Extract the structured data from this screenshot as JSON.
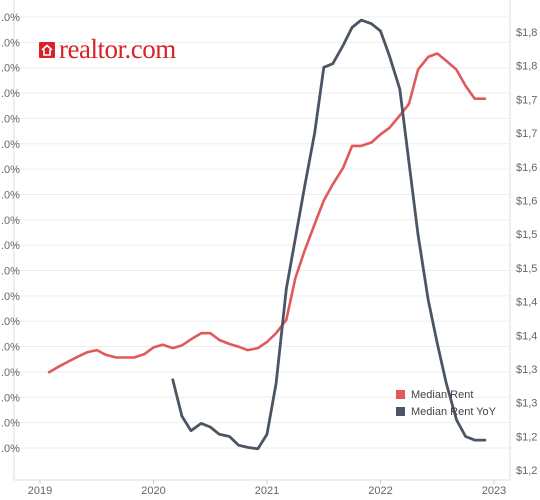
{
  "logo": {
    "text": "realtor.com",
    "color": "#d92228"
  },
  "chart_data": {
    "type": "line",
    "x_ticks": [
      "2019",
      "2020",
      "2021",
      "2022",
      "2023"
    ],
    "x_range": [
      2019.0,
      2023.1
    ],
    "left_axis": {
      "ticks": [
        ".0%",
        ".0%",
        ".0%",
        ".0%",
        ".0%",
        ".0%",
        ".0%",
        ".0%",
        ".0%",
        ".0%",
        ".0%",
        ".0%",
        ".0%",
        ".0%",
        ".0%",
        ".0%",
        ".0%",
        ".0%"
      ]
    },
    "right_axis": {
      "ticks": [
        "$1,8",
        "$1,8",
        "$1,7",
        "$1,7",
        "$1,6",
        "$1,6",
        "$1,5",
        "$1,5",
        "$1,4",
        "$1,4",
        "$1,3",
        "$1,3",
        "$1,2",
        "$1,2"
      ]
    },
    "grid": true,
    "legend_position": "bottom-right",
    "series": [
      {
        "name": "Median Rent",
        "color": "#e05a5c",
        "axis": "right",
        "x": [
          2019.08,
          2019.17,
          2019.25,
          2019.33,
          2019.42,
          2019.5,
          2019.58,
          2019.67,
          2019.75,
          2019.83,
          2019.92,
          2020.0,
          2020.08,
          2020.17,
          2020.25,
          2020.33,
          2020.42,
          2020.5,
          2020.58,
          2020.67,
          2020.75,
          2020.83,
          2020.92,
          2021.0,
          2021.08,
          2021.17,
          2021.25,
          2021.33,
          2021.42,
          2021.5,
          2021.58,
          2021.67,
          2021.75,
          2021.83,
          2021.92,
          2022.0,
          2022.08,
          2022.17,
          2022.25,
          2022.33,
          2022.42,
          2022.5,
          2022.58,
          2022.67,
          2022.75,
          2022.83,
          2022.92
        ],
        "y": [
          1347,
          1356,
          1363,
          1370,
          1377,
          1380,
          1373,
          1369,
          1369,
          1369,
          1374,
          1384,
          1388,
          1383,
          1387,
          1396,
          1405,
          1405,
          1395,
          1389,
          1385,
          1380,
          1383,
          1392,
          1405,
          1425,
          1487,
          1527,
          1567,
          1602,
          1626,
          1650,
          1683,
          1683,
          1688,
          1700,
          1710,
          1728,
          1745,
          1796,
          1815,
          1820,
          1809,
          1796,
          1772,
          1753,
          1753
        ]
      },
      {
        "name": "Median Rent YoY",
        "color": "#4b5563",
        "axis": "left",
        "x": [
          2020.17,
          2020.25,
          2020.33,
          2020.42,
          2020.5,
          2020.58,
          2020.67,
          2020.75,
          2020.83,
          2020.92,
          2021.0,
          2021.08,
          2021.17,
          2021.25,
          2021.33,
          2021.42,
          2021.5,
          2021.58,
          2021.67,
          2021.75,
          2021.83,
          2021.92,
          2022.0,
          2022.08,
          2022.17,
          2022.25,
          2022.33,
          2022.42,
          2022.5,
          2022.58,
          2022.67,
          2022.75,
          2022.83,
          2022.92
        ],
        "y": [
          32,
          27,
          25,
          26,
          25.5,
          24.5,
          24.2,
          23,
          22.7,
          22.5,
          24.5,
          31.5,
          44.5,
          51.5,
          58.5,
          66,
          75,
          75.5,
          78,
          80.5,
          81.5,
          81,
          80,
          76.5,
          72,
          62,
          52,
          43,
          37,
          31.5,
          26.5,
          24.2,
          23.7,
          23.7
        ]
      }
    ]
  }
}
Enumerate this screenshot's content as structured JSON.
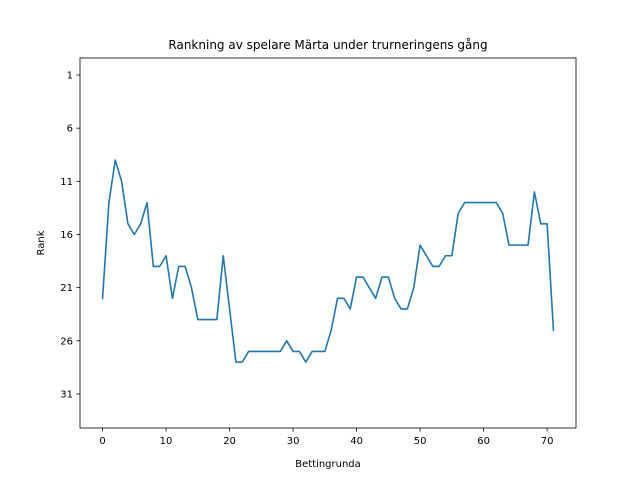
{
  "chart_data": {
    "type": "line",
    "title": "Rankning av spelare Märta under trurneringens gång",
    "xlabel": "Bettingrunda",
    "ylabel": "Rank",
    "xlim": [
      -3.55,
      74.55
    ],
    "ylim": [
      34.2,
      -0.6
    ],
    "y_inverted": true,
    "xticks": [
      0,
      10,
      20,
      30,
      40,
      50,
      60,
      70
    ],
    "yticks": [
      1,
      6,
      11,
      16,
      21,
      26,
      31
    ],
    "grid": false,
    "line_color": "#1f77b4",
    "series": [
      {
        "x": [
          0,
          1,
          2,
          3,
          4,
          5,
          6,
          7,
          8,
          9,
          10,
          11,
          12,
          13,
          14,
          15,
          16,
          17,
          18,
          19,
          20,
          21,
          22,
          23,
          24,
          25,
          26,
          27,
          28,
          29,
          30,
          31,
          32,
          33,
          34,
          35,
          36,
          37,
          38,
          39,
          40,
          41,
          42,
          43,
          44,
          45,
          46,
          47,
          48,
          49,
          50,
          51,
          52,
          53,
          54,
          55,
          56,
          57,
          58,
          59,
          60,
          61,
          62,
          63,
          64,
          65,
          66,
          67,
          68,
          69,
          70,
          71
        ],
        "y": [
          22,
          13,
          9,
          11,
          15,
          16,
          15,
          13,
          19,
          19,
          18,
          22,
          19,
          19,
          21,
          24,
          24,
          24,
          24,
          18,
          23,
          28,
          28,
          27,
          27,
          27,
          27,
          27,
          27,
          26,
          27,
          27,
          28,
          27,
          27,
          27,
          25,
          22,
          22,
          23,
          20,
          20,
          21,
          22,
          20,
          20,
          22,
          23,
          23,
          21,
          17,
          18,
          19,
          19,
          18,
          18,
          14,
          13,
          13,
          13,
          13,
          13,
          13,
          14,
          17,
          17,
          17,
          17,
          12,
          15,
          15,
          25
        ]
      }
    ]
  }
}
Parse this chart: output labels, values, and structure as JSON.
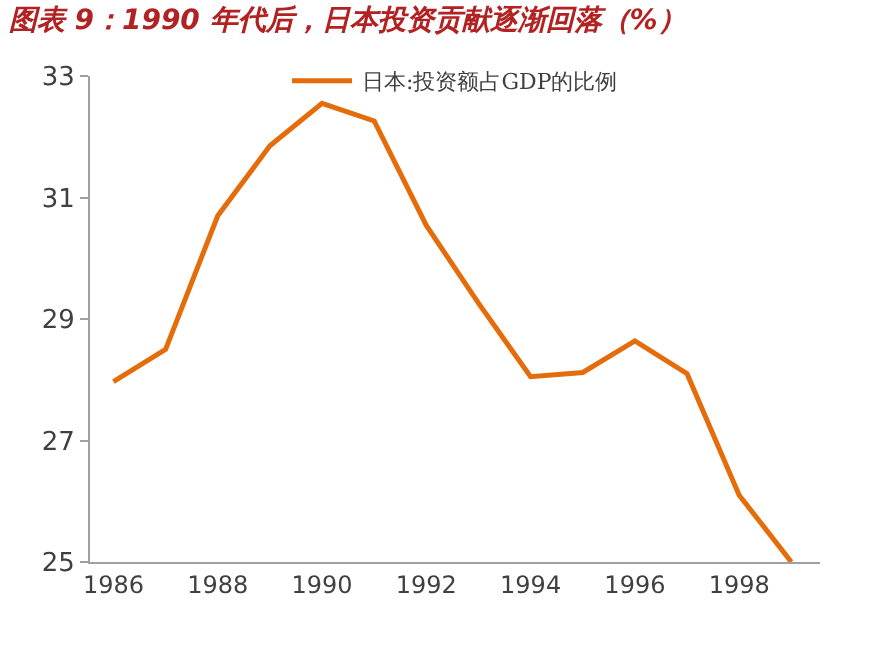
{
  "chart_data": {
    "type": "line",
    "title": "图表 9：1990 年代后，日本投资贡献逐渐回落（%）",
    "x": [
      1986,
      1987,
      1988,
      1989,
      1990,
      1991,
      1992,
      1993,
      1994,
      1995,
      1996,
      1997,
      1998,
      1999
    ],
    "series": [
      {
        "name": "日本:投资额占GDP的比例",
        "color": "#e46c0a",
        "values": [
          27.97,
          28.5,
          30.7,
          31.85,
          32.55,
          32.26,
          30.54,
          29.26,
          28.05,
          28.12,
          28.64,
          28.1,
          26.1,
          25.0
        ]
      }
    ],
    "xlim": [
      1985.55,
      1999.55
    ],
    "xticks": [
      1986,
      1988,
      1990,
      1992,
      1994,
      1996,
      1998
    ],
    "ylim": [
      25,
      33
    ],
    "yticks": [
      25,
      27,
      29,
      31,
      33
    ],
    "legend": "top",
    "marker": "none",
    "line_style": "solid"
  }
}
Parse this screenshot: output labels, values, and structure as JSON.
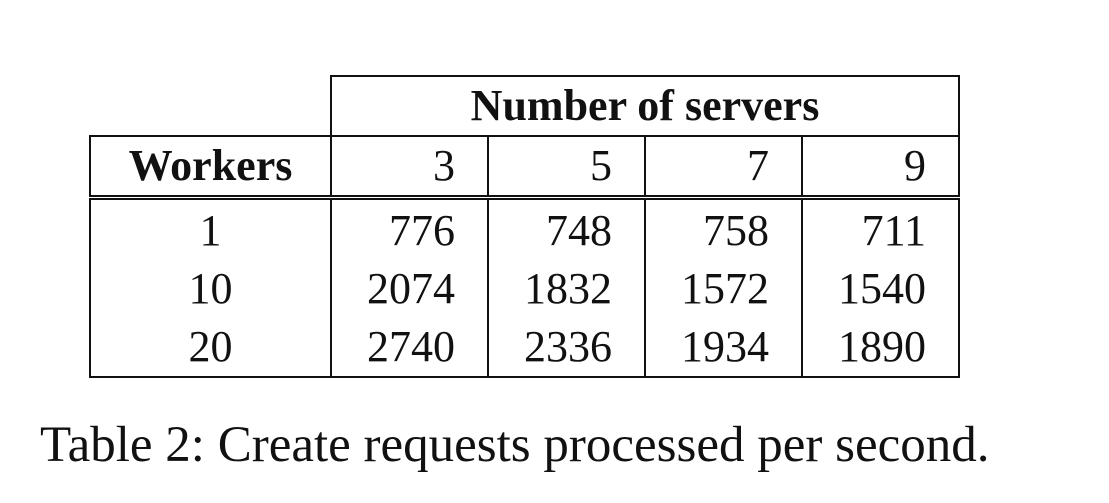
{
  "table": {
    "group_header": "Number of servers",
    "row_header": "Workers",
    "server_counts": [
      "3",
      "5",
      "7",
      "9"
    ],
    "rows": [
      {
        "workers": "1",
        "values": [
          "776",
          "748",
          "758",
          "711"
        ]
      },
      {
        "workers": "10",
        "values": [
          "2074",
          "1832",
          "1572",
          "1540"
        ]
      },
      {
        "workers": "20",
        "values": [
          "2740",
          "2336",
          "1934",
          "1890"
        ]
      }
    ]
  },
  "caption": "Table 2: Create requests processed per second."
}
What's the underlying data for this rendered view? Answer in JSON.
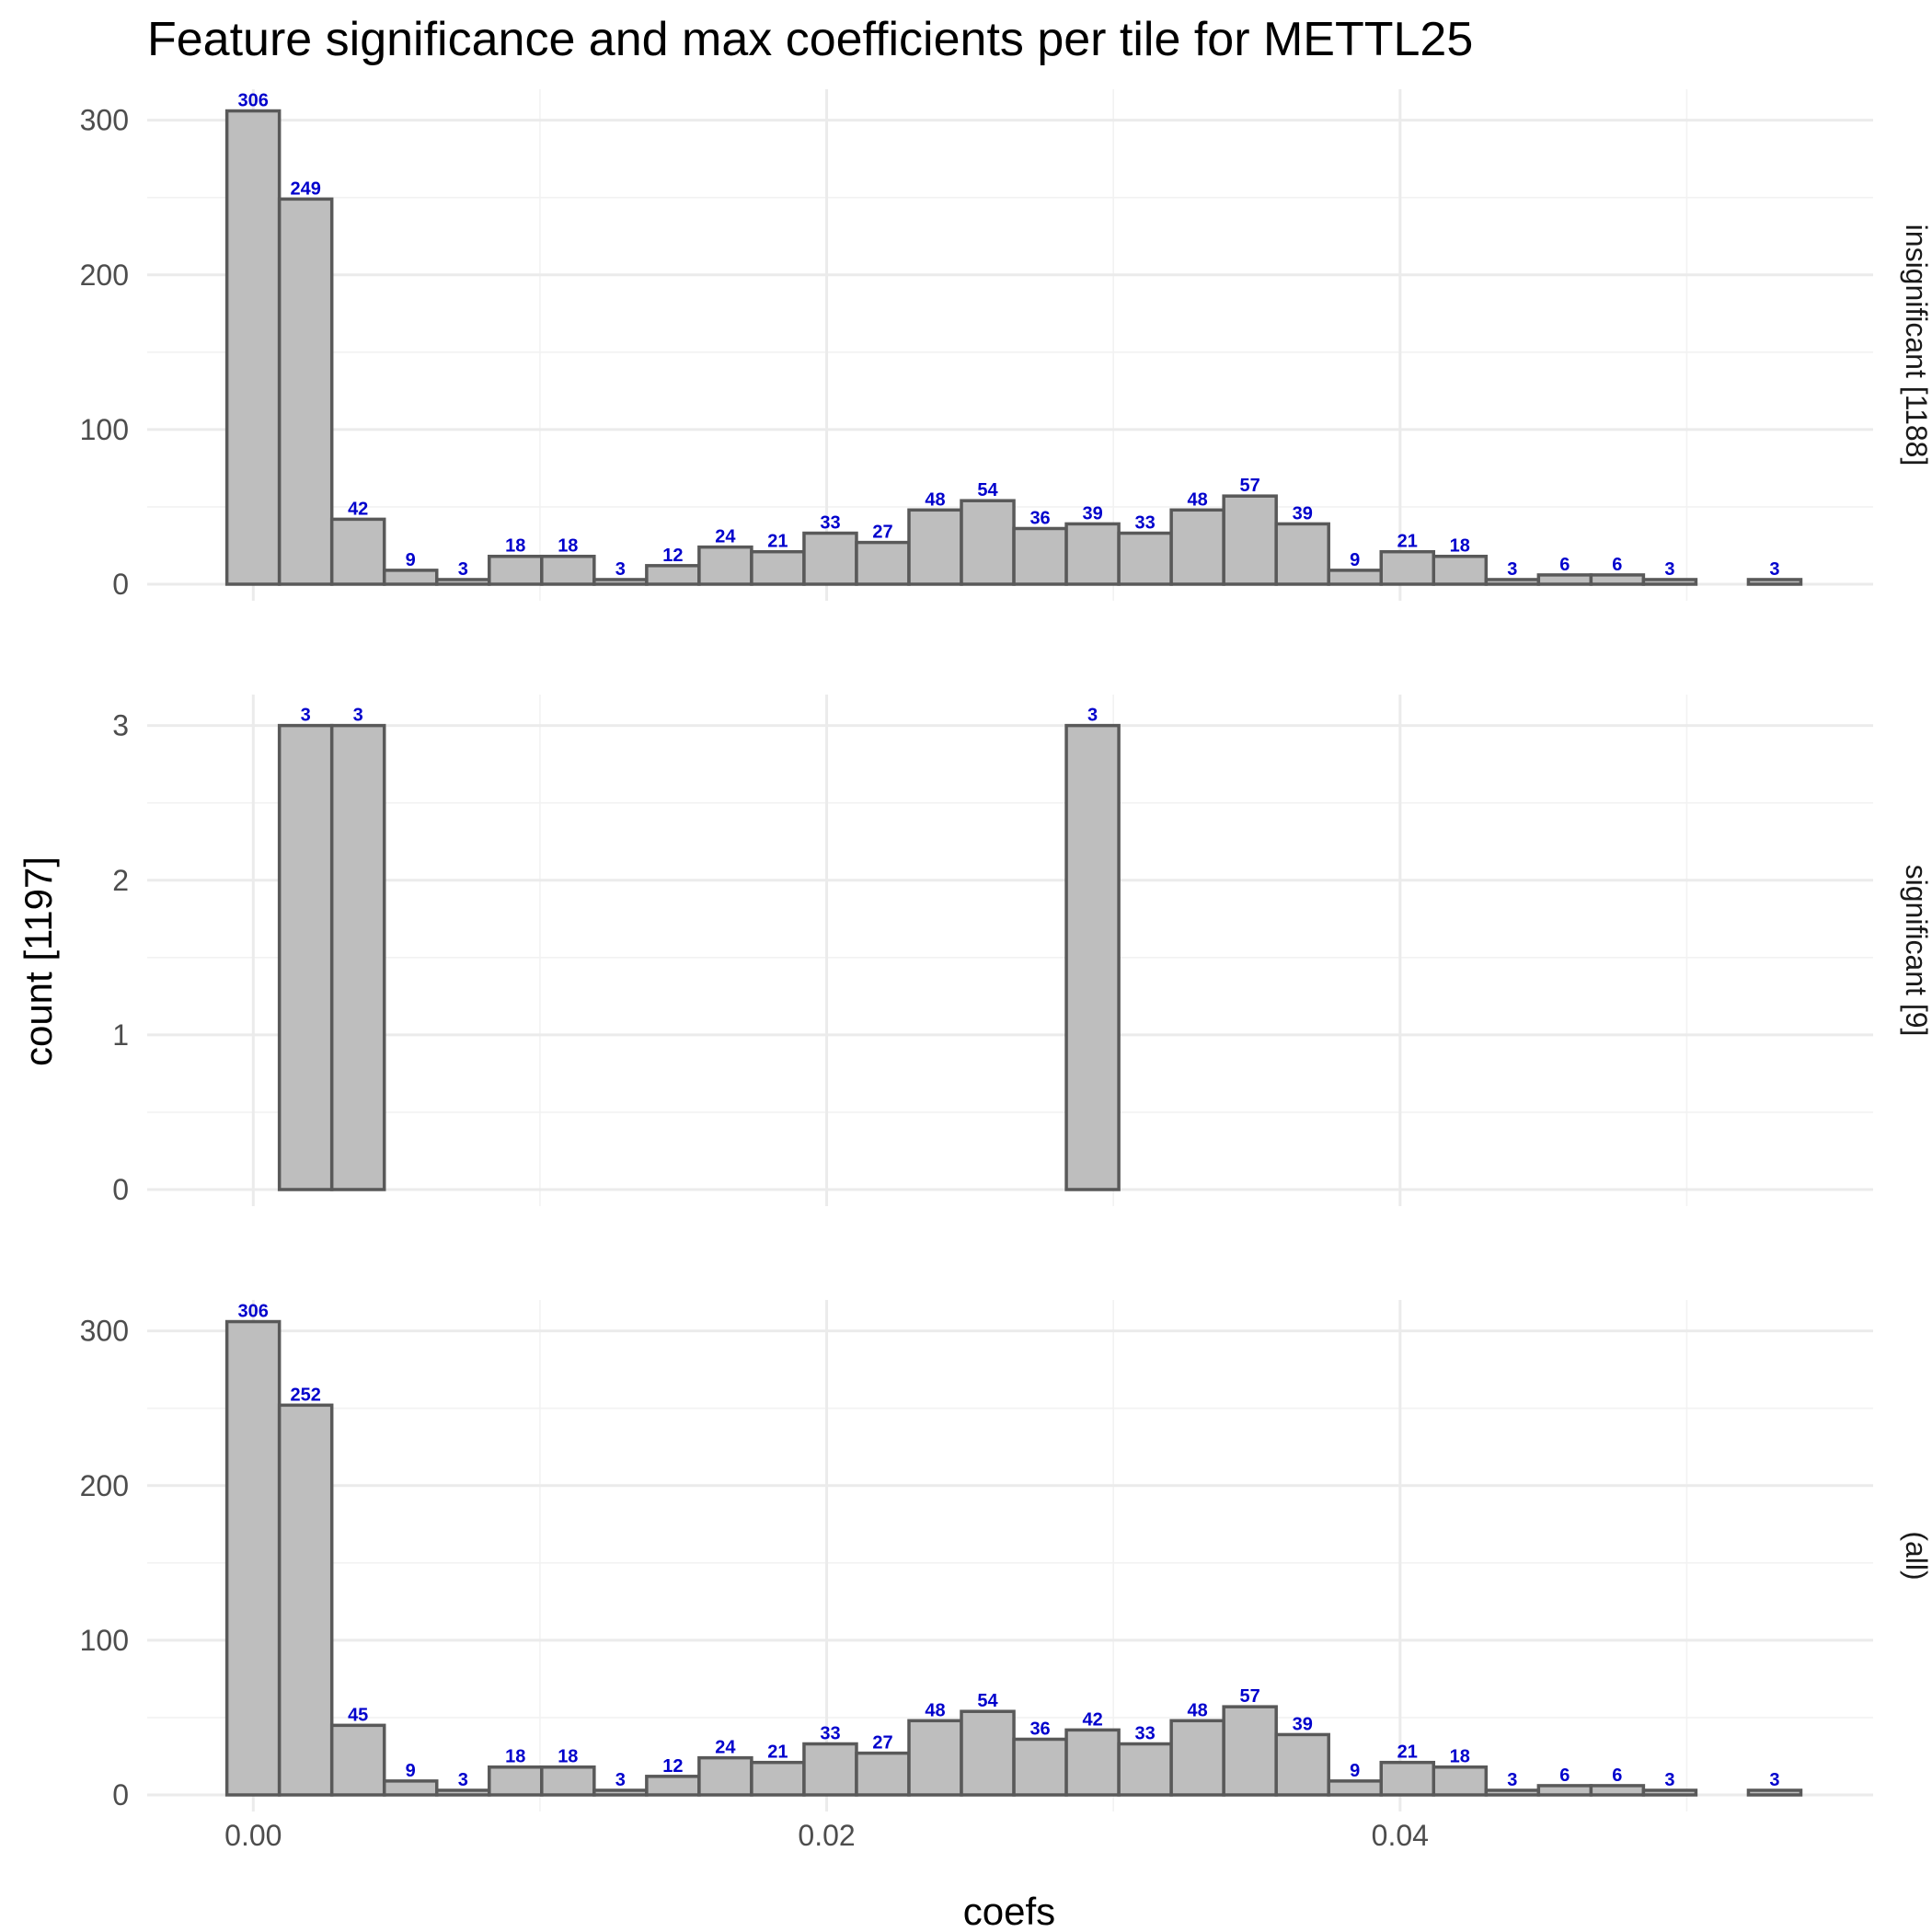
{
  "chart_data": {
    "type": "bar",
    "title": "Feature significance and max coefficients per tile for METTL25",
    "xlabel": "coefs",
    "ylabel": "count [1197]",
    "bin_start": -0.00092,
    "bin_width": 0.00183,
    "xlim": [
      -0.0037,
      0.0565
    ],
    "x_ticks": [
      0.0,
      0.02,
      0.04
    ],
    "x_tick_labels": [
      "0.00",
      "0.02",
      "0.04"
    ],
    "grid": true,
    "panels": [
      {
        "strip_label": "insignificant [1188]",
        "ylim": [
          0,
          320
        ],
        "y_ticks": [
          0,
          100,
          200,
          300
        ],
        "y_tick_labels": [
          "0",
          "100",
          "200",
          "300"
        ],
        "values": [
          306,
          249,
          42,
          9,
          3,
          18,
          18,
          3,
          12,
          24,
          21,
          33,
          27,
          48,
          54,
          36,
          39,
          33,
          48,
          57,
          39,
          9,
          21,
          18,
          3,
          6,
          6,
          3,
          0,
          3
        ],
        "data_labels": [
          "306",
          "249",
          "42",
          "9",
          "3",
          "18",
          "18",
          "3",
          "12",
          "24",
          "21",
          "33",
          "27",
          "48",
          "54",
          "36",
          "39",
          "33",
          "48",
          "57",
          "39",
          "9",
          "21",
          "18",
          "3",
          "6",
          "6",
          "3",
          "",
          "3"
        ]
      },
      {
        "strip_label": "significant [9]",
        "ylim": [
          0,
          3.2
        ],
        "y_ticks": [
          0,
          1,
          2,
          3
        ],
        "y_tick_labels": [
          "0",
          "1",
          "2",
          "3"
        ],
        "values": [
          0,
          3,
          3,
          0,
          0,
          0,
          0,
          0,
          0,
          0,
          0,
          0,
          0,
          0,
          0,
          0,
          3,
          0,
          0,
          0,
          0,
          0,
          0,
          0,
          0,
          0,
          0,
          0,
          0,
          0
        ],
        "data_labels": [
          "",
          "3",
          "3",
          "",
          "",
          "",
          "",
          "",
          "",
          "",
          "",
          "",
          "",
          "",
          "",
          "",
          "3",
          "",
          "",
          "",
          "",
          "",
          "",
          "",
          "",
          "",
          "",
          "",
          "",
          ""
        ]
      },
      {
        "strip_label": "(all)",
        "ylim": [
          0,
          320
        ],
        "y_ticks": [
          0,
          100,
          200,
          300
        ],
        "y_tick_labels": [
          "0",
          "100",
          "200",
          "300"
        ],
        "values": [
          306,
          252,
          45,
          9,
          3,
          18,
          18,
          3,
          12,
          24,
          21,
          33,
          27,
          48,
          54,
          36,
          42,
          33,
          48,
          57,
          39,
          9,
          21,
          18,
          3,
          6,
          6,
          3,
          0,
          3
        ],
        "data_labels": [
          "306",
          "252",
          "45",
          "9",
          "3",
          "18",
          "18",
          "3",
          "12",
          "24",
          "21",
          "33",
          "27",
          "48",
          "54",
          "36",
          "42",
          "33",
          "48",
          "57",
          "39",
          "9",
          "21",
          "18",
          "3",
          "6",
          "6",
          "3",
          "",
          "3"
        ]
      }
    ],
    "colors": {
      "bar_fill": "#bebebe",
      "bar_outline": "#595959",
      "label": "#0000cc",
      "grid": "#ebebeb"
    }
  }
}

■ ■ ■ ■ ■

**PROBLEM STATEMENT**
Search the records for the word "this". Copy every line that has it.

**OUTPUT BELOW**
Extract the structured data from this screenshot as JSON.
Enumerate this screenshot's content as structured JSON.
Parse this chart: output labels, values, and structure as JSON.
Parse this screenshot: output labels, values, and structure as JSON.
What's the underlying data for this rendered view? Answer in JSON.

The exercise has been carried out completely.